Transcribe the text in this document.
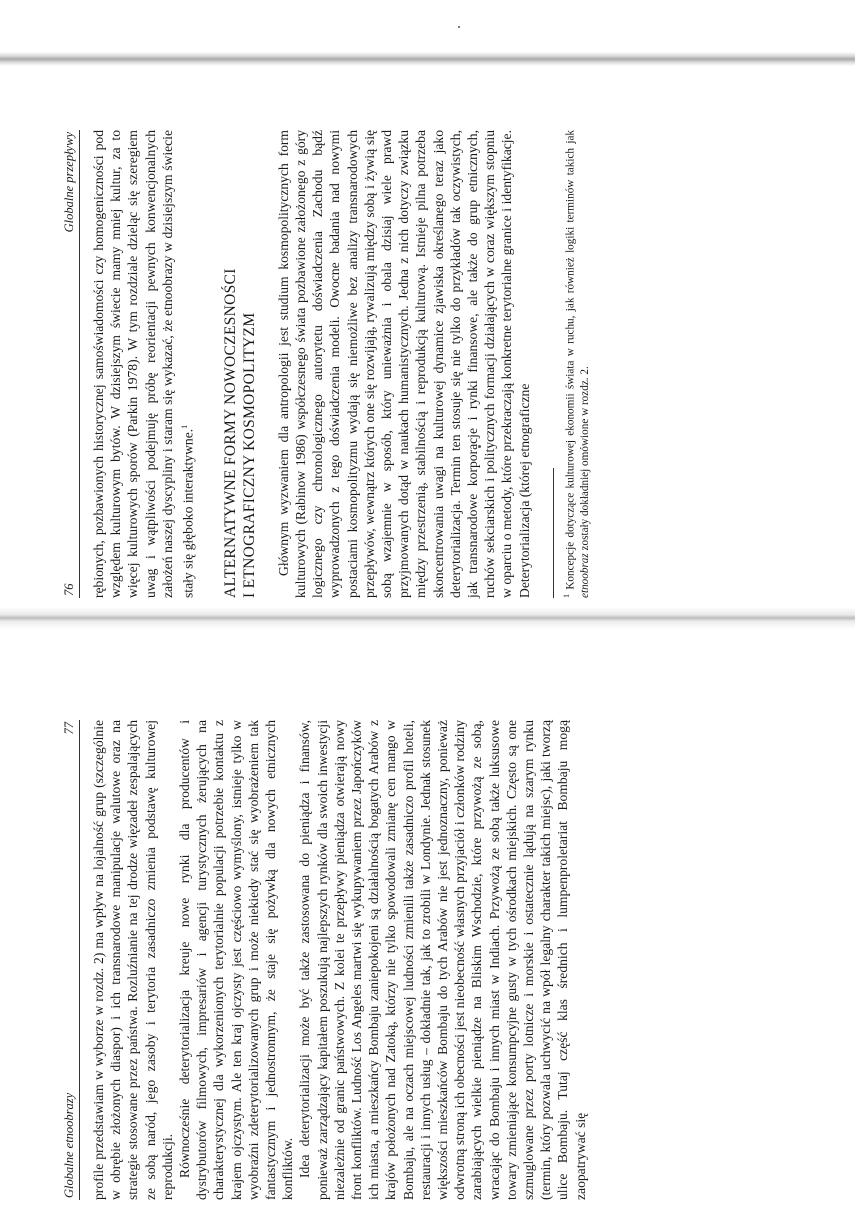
76
Globalne przepływy rębionych, pozbawionych historycznej samoświadomości czy homogeniczności pod względem kulturowym bytów. W dzisiejszym świecie mamy mniej kultur, za to więcej kulturowych sporów (Parkin 1978). W tym rozdziale dzieląc się szeregiem uwag i wątpliwości podejmuję próbę reorientacji pewnych konwencjonalnych założeń naszej dyscypliny i staram się wykazać, że etnoobrazy w dzisiejszym świecie stały się głęboko interaktywne.$^1$	ALTERNATYWNE FORMY NOWOCZESNOŚCI I ETNOGRAFICZNY KOSMOPOLITYZM Głównym wyzwaniem dla antropologii jest studium kosmopolitycznych form kulturowych (Rabinow 1986) współczesnego świata pozbawione założonego z góry logicznego czy chronologicznego autorytetu doświadczenia Zachodu bądź wyprowadzonych z tego doświadczenia modeli. Owocne badania nad nowymi postaciami kosmopolityzmu wydają się niemożliwe bez analizy transnarodowych przepływów, wewnątrz których one się rozwijają, rywalizują między sobą i żywią się sobą wzajemnie w sposób, który unieważnia i obala dzisiaj wiele prawd przyjmowanych dotąd w naukach humanistycznych. Jedna z nich dotyczy związku między przestrzenią, stabilnością i reprodukcją kulturową. Istnieje pilna potrzeba skoncentrowania uwagi na kulturowej dynamice zjawiska określanego teraz jako deterytorializacja. Termin ten stosuje się nie tylko do przykładów tak oczywistych, jak transnarodowe korporacje i rynki finansowe, ale także do grup etnicznych, ruchów sekciarskich i politycznych formacji działających w coraz większym stopniu w oparciu o metody, które przekraczają konkretne terytorialne granice i identyfikacje. Deterytorializacja (której etnograficzne	$^1$ Koncepcje dotyczące kulturowej ekonomii świata w ruchu, jak również logiki terminów takich jak etnoobraz zostały dokładniej omówione w rozdz. 2.

Globalne etnoobrazy
77 profile przedstawiam w wyborze w rozdz. 2) ma wpływ na lojalność grup (szczególnie w obrębie złożonych diaspor) i ich transnarodowe manipulacje walutowe oraz na strategie stosowane przez państwa. Rozluźnianie na tej drodze więzadeł zespalających ze sobą naród, jego zasoby i terytoria zasadniczo zmienia podstawę kulturowej reprodukcji. Równocześnie deterytorializacja kreuje nowe rynki dla producentów i dystrybutorów filmowych, impresariów i agencji turystycznych żerujących na charakterystycznej dla wykorzenionych terytorialnie populacji potrzebie kontaktu z krajem ojczystym. Ale ten kraj ojczysty jest częściowo wymyślony, istnieje tylko w wyobraźni zdeterytorializowanych grup i może niekiedy stać się wyobrażeniem tak fantastycznym i jednostronnym, że staje się pożywką dla nowych etnicznych konfliktów. Idea deterytorializacji może być także zastosowana do pieniądza i finansów, ponieważ zarządzający kapitałem poszukują najlepszych rynków dla swoich inwestycji niezależnie od granic państwowych. Z kolei te przepływy pieniądza otwierają nowy front konfliktów. Ludność Los Angeles martwi się wykupywaniem przez Japończyków ich miasta, a mieszkańcy Bombaju zaniepokojeni są działalnością bogatych Arabów z krajów położonych nad Zatoką, którzy nie tylko spowodowali zmianę cen mango w Bombaju, ale na oczach miejscowej ludności zmienili także zasadniczo profil hoteli, restauracji i innych usług – dokładnie tak, jak to zrobili w Londynie. Jednak stosunek większości mieszkańców Bombaju do tych Arabów nie jest jednoznaczny, ponieważ odwrotną stroną ich obecności jest nieobecność własnych przyjaciół i członków rodziny zarabiających wielkie pieniądze na Bliskim Wschodzie, które przywożą ze sobą, wracając do Bombaju i innych miast w Indiach. Przywożą ze sobą także luksusowe towary zmieniające konsumpcyjne gusty w tych ośrodkach miejskich. Często są one szmuglowane przez porty lotnicze i morskie i ostatecznie lądują na szarym rynku (termin, który pozwala uchwycić na wpół legalny charakter takich miejsc), jaki tworzą ulice Bombaju. Tutaj część klas średnich i lumpenproletariat Bombaju mogą zaopatrywać się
..............................
◆ **SET TASK**:
Exclude the pictures and transcribe all of the entries exactly.

◆ **TASK RESULT**:
Transcribe the text in this document.
76
Globalne przepływy rębionych, pozbawionych historycznej samoświadomości czy homogeniczności pod względem kulturowym bytów. W dzisiejszym świecie mamy mniej kultur, za to więcej kulturowych sporów (Parkin 1978). W tym rozdziale dzieląc się szeregiem uwag i wątpliwości podejmuję próbę reorientacji pewnych konwencjonalnych założeń naszej dyscypliny i staram się wykazać, że etnoobrazy w dzisiejszym świecie stały się głęboko interaktywne.$^1$	ALTERNATYWNE FORMY NOWOCZESNOŚCI I ETNOGRAFICZNY KOSMOPOLITYZM Głównym wyzwaniem dla antropologii jest studium kosmopolitycznych form kulturowych (Rabinow 1986) współczesnego świata pozbawione założonego z góry logicznego czy chronologicznego autorytetu doświadczenia Zachodu bądź wyprowadzonych z tego doświadczenia modeli. Owocne badania nad nowymi postaciami kosmopolityzmu wydają się niemożliwe bez analizy transnarodowych przepływów, wewnątrz których one się rozwijają, rywalizują między sobą i żywią się sobą wzajemnie w sposób, który unieważnia i obala dzisiaj wiele prawd przyjmowanych dotąd w naukach humanistycznych. Jedna z nich dotyczy związku między przestrzenią, stabilnością i reprodukcją kulturową. Istnieje pilna potrzeba skoncentrowania uwagi na kulturowej dynamice zjawiska określanego teraz jako deterytorializacja. Termin ten stosuje się nie tylko do przykładów tak oczywistych, jak transnarodowe korporacje i rynki finansowe, ale także do grup etnicznych, ruchów sekciarskich i politycznych formacji działających w coraz większym stopniu w oparciu o metody, które przekraczają konkretne terytorialne granice i identyfikacje. Deterytorializacja (której etnograficzne	$^1$ Koncepcje dotyczące kulturowej ekonomii świata w ruchu, jak również logiki terminów takich jak etnoobraz zostały dokładniej omówione w rozdz. 2.

Globalne etnoobrazy
77 profile przedstawiam w wyborze w rozdz. 2) ma wpływ na lojalność grup (szczególnie w obrębie złożonych diaspor) i ich transnarodowe manipulacje walutowe oraz na strategie stosowane przez państwa. Rozluźnianie na tej drodze więzadeł zespalających ze sobą naród, jego zasoby i terytoria zasadniczo zmienia podstawę kulturowej reprodukcji. Równocześnie deterytorializacja kreuje nowe rynki dla producentów i dystrybutorów filmowych, impresariów i agencji turystycznych żerujących na charakterystycznej dla wykorzenionych terytorialnie populacji potrzebie kontaktu z krajem ojczystym. Ale ten kraj ojczysty jest częściowo wymyślony, istnieje tylko w wyobraźni zdeterytorializowanych grup i może niekiedy stać się wyobrażeniem tak fantastycznym i jednostronnym, że staje się pożywką dla nowych etnicznych konfliktów. Idea deterytorializacji może być także zastosowana do pieniądza i finansów, ponieważ zarządzający kapitałem poszukują najlepszych rynków dla swoich inwestycji niezależnie od granic państwowych. Z kolei te przepływy pieniądza otwierają nowy front konfliktów. Ludność Los Angeles martwi się wykupywaniem przez Japończyków ich miasta, a mieszkańcy Bombaju zaniepokojeni są działalnością bogatych Arabów z krajów położonych nad Zatoką, którzy nie tylko spowodowali zmianę cen mango w Bombaju, ale na oczach miejscowej ludności zmienili także zasadniczo profil hoteli, restauracji i innych usług – dokładnie tak, jak to zrobili w Londynie. Jednak stosunek większości mieszkańców Bombaju do tych Arabów nie jest jednoznaczny, ponieważ odwrotną stroną ich obecności jest nieobecność własnych przyjaciół i członków rodziny zarabiających wielkie pieniądze na Bliskim Wschodzie, które przywożą ze sobą, wracając do Bombaju i innych miast w Indiach. Przywożą ze sobą także luksusowe towary zmieniające konsumpcyjne gusty w tych ośrodkach miejskich. Często są one szmuglowane przez porty lotnicze i morskie i ostatecznie lądują na szarym rynku (termin, który pozwala uchwycić na wpół legalny charakter takich miejsc), jaki tworzą ulice Bombaju. Tutaj część klas średnich i lumpenproletariat Bombaju mogą zaopatrywać się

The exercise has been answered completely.